[Dataset entries]
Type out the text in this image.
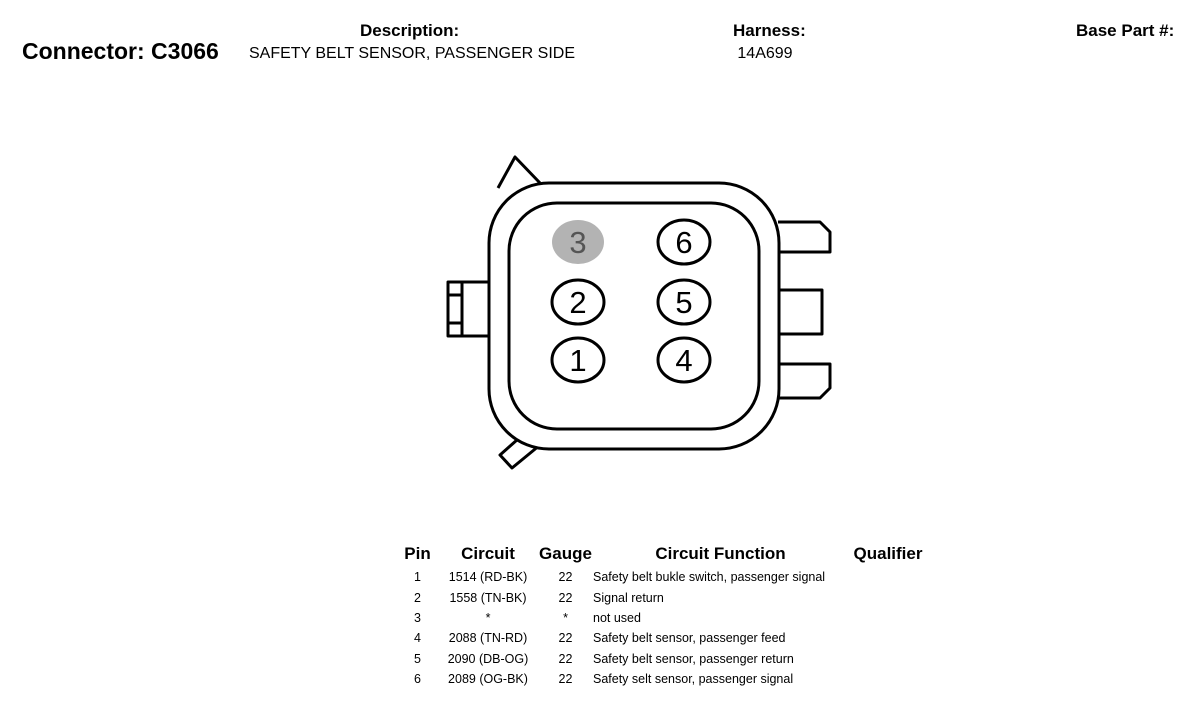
Connector: C3066
Description:
SAFETY BELT SENSOR, PASSENGER SIDE
Harness:
14A699
Base Part #:
3	6
2	5
1	4
Pin	Circuit	Gauge	Circuit Function	Qualifier
1	1514 (RD-BK)	22	Safety belt bukle switch, passenger signal	
2	1558 (TN-BK)	22	Signal return	
3	*	*	not used	
4	2088 (TN-RD)	22	Safety belt sensor, passenger feed	
5	2090 (DB-OG)	22	Safety belt sensor, passenger return	
6	2089 (OG-BK)	22	Safety selt sensor, passenger signal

→ **Exercise brief**
All of the data above should be transcribed verbatim, with pictures omitted.

→ **Output for this task**
Type out the text in this image.
Connector: C3066
Description:
SAFETY BELT SENSOR, PASSENGER SIDE
Harness:
14A699
Base Part #:
3	6
2	5
1	4
Pin	Circuit	Gauge	Circuit Function	Qualifier
1	1514 (RD-BK)	22	Safety belt bukle switch, passenger signal	
2	1558 (TN-BK)	22	Signal return	
3	*	*	not used	
4	2088 (TN-RD)	22	Safety belt sensor, passenger feed	
5	2090 (DB-OG)	22	Safety belt sensor, passenger return	
6	2089 (OG-BK)	22	Safety selt sensor, passenger signal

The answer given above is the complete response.